The exercise
Write out the whole listing, matching it exactly.

Figure record extracts

--- START ---

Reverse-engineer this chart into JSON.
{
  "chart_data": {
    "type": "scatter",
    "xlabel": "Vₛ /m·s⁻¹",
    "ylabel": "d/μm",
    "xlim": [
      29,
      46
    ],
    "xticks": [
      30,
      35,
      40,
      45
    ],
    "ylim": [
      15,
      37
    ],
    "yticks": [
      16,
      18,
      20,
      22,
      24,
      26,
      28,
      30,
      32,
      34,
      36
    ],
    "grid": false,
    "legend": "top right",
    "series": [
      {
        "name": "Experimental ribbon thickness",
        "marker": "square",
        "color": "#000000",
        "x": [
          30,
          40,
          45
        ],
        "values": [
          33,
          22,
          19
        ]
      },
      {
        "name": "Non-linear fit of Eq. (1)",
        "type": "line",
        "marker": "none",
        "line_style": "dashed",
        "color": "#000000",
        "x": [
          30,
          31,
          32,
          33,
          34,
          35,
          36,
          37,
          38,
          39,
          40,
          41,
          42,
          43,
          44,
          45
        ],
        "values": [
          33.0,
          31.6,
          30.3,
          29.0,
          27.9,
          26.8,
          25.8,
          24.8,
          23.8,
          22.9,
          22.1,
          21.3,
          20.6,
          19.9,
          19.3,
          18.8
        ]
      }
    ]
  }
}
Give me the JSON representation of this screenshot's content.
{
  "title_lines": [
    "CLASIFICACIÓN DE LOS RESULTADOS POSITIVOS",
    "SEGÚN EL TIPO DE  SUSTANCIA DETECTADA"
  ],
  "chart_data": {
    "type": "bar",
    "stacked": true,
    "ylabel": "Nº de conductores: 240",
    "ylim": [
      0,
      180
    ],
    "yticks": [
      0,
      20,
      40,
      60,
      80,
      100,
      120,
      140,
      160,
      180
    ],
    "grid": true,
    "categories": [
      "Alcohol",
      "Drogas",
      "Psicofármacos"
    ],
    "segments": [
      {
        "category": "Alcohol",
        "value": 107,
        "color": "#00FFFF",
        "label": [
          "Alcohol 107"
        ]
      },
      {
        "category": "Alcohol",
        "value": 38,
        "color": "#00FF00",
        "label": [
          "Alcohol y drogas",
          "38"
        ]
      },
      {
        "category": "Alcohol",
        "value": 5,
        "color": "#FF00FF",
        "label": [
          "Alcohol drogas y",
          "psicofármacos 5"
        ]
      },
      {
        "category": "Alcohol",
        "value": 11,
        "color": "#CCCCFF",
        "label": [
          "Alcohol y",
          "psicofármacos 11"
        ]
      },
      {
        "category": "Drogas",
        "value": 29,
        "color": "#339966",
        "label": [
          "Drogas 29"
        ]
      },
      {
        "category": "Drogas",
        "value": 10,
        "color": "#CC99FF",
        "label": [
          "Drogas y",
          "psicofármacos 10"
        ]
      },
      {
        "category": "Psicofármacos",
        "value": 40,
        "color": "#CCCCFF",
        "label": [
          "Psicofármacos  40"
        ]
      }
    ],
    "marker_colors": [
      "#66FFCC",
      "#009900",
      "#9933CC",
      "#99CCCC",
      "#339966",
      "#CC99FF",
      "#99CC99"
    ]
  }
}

--- END ---

Result of the task
Reverse-engineer this chart into JSON.
{
  "chart_data": {
    "type": "scatter",
    "xlabel": "Vₛ /m·s⁻¹",
    "ylabel": "d/μm",
    "xlim": [
      29,
      46
    ],
    "xticks": [
      30,
      35,
      40,
      45
    ],
    "ylim": [
      15,
      37
    ],
    "yticks": [
      16,
      18,
      20,
      22,
      24,
      26,
      28,
      30,
      32,
      34,
      36
    ],
    "grid": false,
    "legend": "top right",
    "series": [
      {
        "name": "Experimental ribbon thickness",
        "marker": "square",
        "color": "#000000",
        "x": [
          30,
          40,
          45
        ],
        "values": [
          33,
          22,
          19
        ]
      },
      {
        "name": "Non-linear fit of Eq. (1)",
        "type": "line",
        "marker": "none",
        "line_style": "dashed",
        "color": "#000000",
        "x": [
          30,
          31,
          32,
          33,
          34,
          35,
          36,
          37,
          38,
          39,
          40,
          41,
          42,
          43,
          44,
          45
        ],
        "values": [
          33.0,
          31.6,
          30.3,
          29.0,
          27.9,
          26.8,
          25.8,
          24.8,
          23.8,
          22.9,
          22.1,
          21.3,
          20.6,
          19.9,
          19.3,
          18.8
        ]
      }
    ]
  }
}
Give me the JSON representation of this screenshot's content.
{
  "title_lines": [
    "CLASIFICACIÓN DE LOS RESULTADOS POSITIVOS",
    "SEGÚN EL TIPO DE  SUSTANCIA DETECTADA"
  ],
  "chart_data": {
    "type": "bar",
    "stacked": true,
    "ylabel": "Nº de conductores: 240",
    "ylim": [
      0,
      180
    ],
    "yticks": [
      0,
      20,
      40,
      60,
      80,
      100,
      120,
      140,
      160,
      180
    ],
    "grid": true,
    "categories": [
      "Alcohol",
      "Drogas",
      "Psicofármacos"
    ],
    "segments": [
      {
        "category": "Alcohol",
        "value": 107,
        "color": "#00FFFF",
        "label": [
          "Alcohol 107"
        ]
      },
      {
        "category": "Alcohol",
        "value": 38,
        "color": "#00FF00",
        "label": [
          "Alcohol y drogas",
          "38"
        ]
      },
      {
        "category": "Alcohol",
        "value": 5,
        "color": "#FF00FF",
        "label": [
          "Alcohol drogas y",
          "psicofármacos 5"
        ]
      },
      {
        "category": "Alcohol",
        "value": 11,
        "color": "#CCCCFF",
        "label": [
          "Alcohol y",
          "psicofármacos 11"
        ]
      },
      {
        "category": "Drogas",
        "value": 29,
        "color": "#339966",
        "label": [
          "Drogas 29"
        ]
      },
      {
        "category": "Drogas",
        "value": 10,
        "color": "#CC99FF",
        "label": [
          "Drogas y",
          "psicofármacos 10"
        ]
      },
      {
        "category": "Psicofármacos",
        "value": 40,
        "color": "#CCCCFF",
        "label": [
          "Psicofármacos  40"
        ]
      }
    ],
    "marker_colors": [
      "#66FFCC",
      "#009900",
      "#9933CC",
      "#99CCCC",
      "#339966",
      "#CC99FF",
      "#99CC99"
    ]
  }
}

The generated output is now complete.